THE REQUEST
Take from the listing each line that has the string "math".

══ RECORDS TO USE

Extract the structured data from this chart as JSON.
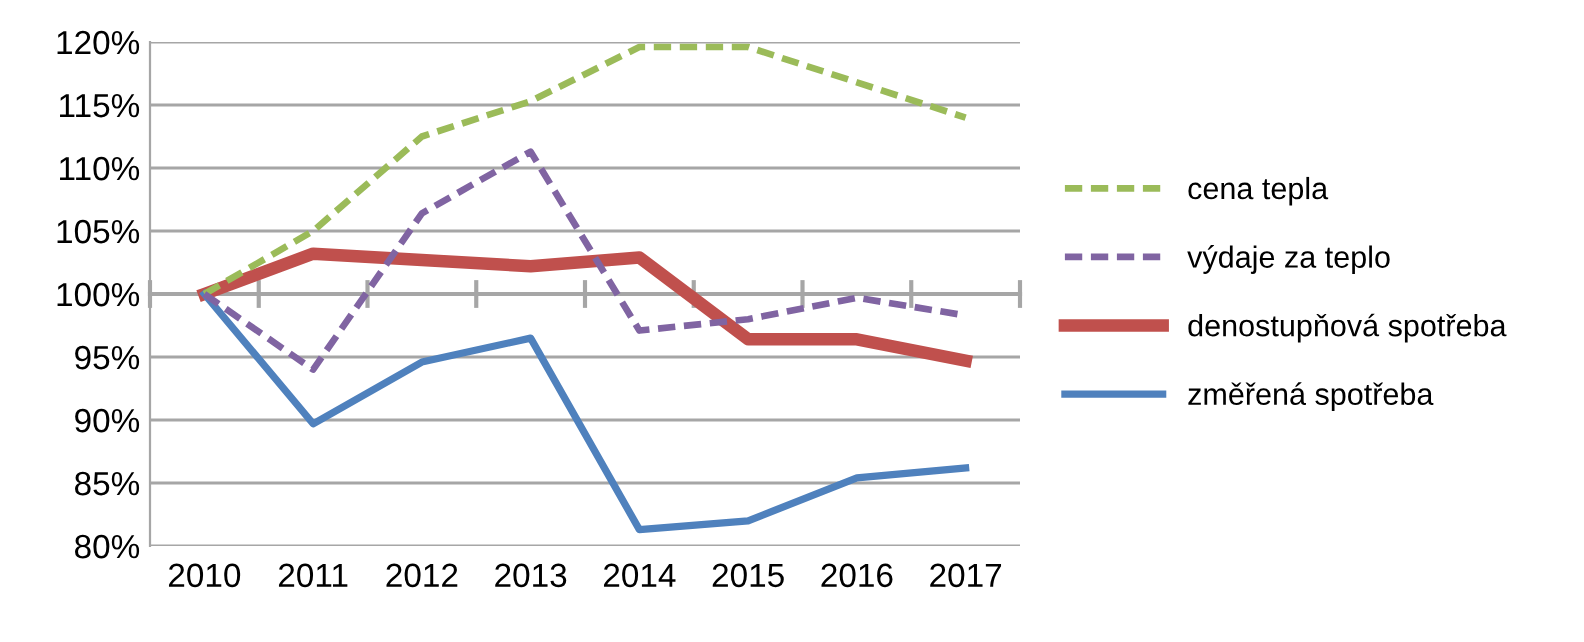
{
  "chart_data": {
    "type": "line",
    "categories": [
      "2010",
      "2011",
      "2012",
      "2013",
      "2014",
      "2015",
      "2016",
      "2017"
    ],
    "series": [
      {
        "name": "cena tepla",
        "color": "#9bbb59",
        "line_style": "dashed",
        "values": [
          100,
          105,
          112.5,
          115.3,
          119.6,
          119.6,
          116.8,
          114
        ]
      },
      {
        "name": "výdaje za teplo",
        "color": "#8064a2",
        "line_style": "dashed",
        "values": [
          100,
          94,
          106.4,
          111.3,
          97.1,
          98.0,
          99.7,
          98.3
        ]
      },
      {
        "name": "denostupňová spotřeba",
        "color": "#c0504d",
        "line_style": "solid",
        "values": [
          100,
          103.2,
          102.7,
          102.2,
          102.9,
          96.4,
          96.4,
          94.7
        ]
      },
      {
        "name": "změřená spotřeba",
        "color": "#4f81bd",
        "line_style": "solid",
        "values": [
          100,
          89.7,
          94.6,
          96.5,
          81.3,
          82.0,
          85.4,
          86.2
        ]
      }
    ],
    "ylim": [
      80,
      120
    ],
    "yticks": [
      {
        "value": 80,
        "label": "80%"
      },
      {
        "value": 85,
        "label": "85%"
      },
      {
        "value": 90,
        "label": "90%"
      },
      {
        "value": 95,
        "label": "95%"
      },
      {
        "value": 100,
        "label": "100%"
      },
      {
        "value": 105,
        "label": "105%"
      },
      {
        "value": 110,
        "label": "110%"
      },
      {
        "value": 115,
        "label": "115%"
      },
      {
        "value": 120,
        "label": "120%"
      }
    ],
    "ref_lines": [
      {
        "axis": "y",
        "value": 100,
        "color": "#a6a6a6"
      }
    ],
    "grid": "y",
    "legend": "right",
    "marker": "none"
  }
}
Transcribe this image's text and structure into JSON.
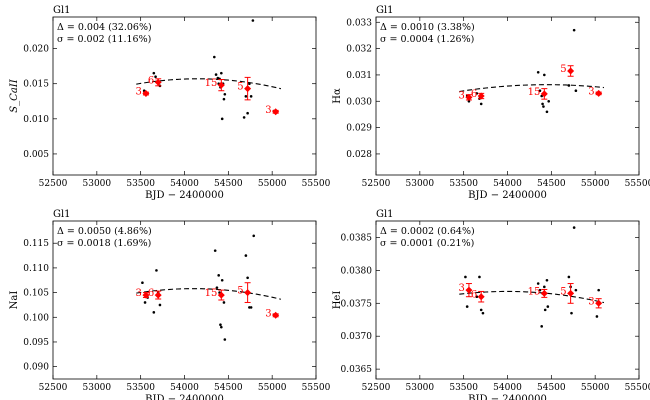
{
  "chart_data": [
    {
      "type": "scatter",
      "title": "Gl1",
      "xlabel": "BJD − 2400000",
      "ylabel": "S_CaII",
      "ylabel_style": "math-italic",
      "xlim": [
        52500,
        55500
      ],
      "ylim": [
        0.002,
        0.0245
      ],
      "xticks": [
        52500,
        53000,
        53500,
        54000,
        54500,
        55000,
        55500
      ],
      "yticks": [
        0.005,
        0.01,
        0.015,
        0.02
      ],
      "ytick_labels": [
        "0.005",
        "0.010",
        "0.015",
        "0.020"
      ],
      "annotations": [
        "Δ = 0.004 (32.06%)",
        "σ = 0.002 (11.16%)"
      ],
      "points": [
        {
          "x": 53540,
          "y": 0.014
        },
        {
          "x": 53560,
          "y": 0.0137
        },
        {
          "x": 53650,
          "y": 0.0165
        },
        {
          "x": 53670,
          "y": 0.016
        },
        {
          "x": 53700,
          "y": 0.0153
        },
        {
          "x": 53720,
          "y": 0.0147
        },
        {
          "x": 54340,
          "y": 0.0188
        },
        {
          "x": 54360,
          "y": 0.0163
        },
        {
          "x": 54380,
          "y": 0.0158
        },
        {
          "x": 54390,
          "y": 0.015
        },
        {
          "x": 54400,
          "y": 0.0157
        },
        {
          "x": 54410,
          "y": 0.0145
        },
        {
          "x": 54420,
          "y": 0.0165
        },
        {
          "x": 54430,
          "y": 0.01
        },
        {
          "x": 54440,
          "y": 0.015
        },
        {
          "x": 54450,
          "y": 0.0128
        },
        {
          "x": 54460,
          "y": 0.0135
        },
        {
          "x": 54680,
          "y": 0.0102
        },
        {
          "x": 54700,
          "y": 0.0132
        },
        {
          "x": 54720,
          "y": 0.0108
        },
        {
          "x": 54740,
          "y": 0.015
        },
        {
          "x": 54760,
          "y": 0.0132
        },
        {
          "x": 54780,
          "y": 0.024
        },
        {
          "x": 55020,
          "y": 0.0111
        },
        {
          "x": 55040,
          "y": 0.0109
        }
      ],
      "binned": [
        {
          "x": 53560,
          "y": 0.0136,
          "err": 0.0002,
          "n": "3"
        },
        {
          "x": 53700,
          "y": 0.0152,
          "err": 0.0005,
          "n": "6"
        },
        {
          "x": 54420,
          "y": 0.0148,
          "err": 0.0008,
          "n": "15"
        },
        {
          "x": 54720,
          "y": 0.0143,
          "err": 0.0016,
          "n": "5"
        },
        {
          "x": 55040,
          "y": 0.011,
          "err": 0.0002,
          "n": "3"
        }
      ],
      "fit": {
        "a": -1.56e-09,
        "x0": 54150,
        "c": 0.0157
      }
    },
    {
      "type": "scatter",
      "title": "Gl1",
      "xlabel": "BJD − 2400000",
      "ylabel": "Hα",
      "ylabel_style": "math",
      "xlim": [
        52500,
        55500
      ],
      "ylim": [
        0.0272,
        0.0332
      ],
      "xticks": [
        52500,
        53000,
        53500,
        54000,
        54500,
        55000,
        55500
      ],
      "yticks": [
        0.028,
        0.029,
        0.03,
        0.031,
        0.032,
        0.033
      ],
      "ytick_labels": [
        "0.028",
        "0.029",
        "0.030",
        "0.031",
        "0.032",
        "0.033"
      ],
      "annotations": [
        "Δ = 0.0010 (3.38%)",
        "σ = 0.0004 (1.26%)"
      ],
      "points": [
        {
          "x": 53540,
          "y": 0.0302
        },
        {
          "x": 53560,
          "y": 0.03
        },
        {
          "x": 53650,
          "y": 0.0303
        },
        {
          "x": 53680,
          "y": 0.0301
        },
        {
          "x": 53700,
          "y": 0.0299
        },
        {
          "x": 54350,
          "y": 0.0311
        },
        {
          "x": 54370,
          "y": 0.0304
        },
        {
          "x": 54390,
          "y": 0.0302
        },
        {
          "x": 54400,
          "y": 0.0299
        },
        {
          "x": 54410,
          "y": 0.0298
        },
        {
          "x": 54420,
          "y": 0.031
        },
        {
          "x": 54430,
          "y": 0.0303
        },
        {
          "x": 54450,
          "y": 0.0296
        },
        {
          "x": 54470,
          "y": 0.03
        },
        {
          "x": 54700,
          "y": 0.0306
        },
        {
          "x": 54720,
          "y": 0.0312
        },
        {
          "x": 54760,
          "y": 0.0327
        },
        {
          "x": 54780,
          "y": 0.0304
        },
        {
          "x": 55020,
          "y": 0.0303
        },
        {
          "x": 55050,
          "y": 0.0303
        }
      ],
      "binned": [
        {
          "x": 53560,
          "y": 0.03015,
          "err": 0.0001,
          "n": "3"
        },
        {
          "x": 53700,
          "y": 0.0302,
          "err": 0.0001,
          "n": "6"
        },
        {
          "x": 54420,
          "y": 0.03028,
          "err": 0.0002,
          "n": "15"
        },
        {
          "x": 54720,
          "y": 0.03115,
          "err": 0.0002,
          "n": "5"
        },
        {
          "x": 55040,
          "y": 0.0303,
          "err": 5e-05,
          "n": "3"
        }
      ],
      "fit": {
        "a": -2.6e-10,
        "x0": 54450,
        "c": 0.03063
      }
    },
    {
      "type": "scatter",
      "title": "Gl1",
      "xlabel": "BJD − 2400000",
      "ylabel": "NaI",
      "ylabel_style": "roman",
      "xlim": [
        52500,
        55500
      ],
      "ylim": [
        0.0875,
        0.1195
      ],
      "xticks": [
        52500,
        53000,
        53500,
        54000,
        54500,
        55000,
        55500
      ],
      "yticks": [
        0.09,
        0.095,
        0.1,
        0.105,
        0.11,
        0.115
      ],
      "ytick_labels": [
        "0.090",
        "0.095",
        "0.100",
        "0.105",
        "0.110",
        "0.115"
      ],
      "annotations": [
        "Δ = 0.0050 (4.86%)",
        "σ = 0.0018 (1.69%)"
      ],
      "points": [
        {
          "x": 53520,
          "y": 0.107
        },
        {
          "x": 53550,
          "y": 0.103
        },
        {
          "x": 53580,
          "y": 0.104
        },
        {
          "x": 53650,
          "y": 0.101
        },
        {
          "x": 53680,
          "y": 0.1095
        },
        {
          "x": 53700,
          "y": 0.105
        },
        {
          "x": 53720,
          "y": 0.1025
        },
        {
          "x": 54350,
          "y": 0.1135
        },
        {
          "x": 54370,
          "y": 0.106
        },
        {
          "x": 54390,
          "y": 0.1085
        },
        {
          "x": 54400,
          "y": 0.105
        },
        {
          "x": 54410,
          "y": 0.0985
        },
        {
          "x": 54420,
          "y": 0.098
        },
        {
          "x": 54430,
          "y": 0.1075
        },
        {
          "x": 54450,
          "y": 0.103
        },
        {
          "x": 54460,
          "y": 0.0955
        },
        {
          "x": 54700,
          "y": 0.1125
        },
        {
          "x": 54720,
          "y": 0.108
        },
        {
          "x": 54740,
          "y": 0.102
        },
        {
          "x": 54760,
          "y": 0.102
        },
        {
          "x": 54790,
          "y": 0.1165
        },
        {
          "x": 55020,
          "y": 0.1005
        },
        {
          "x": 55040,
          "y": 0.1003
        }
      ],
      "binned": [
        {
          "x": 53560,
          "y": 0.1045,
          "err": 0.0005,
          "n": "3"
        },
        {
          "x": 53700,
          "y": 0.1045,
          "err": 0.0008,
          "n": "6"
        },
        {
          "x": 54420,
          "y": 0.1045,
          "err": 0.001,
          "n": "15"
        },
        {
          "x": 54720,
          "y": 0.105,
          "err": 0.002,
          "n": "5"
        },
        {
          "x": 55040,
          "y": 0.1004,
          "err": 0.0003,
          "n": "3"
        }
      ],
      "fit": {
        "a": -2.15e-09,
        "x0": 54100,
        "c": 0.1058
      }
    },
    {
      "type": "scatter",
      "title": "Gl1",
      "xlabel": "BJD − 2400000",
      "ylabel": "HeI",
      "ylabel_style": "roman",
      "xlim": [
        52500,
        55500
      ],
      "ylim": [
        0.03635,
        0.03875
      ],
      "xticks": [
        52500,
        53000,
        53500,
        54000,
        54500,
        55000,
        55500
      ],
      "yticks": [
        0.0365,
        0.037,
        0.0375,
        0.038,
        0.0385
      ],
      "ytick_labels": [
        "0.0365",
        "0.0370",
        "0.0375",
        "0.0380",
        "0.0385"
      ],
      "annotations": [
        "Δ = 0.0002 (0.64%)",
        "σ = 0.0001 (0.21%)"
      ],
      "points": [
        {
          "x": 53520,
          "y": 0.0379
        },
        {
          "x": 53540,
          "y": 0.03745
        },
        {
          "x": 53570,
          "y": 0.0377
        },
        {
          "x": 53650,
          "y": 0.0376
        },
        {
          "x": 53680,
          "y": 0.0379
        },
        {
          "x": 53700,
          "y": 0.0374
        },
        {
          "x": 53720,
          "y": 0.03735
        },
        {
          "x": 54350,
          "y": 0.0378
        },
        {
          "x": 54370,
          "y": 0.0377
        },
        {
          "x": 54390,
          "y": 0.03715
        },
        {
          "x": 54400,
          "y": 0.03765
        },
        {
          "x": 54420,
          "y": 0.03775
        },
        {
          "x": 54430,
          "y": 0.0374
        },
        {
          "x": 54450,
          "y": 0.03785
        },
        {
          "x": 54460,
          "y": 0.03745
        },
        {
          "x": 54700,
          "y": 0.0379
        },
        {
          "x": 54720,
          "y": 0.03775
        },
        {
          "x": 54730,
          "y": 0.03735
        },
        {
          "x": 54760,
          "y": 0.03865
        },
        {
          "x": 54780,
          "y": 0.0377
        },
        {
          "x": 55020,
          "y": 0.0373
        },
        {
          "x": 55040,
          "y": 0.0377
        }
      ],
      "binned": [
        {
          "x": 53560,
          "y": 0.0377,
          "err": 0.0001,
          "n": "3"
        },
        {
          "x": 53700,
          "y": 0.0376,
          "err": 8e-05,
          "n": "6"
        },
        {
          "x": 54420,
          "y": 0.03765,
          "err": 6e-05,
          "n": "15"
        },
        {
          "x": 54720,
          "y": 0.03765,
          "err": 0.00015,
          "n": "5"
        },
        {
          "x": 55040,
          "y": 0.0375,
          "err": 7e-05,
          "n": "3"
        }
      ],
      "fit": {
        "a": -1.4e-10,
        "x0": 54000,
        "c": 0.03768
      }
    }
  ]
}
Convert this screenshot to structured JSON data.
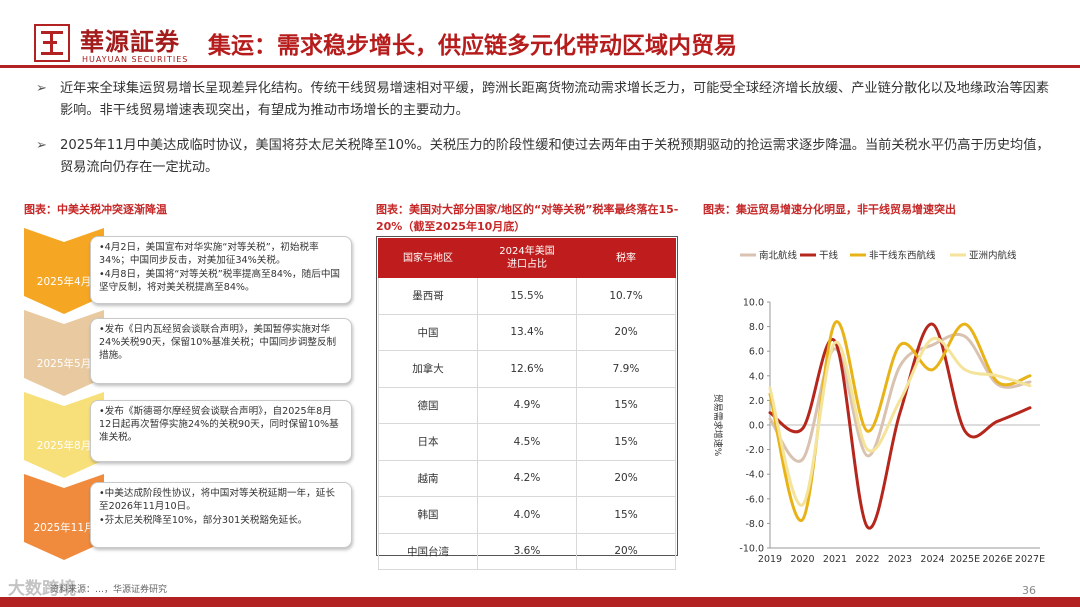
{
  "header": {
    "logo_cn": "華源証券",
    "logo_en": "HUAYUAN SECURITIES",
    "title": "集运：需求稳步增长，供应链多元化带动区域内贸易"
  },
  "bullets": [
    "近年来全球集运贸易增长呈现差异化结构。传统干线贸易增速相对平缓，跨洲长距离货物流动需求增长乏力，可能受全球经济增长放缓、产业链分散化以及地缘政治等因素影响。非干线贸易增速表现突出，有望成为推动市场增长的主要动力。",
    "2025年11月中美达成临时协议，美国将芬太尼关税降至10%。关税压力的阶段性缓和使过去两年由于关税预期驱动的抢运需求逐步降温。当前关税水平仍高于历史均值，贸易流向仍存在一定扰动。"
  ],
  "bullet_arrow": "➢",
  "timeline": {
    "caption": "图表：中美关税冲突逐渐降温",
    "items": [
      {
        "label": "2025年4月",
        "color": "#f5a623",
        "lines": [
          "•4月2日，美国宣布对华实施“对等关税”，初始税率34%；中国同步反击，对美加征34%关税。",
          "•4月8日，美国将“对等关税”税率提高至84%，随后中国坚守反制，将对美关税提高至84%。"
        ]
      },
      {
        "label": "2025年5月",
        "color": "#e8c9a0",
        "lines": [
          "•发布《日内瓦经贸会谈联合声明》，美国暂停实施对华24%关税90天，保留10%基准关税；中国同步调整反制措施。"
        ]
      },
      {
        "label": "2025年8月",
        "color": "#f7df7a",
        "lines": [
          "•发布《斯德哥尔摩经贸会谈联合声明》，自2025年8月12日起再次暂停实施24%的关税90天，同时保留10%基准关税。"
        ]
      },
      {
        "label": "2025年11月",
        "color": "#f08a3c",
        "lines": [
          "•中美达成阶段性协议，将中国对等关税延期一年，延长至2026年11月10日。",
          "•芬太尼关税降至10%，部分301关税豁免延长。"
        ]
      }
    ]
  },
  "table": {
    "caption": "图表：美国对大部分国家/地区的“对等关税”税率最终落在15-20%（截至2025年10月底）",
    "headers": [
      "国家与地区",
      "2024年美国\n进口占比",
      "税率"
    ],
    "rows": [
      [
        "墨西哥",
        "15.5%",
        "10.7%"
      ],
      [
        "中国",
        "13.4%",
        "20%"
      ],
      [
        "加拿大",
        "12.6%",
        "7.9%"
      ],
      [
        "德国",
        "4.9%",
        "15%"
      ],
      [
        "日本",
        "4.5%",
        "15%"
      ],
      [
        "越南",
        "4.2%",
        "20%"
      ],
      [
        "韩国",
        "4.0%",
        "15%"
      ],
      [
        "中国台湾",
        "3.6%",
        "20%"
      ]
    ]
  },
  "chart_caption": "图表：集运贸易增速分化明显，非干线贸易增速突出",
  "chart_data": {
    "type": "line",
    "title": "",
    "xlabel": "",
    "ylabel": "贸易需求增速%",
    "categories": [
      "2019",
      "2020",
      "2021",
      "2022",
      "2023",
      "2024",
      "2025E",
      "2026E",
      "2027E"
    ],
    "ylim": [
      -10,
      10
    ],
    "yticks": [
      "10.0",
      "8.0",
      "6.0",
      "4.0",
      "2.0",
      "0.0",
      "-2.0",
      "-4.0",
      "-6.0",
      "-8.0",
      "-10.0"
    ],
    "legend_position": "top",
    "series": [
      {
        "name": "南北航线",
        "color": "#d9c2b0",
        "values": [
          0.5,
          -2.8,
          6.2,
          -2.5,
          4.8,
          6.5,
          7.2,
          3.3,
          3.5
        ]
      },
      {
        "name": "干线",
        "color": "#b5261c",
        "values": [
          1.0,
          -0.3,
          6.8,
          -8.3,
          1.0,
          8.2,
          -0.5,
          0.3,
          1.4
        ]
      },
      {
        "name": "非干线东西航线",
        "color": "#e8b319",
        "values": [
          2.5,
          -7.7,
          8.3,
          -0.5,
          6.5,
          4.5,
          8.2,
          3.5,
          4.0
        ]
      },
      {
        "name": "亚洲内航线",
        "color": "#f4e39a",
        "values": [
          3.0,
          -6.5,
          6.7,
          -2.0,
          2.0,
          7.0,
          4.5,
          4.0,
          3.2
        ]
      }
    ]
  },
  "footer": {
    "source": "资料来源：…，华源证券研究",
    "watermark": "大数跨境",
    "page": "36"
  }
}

════

COMPLETE RESPONSE
      "ylabel_style": "math-italic",
      "ylabel_style": "math",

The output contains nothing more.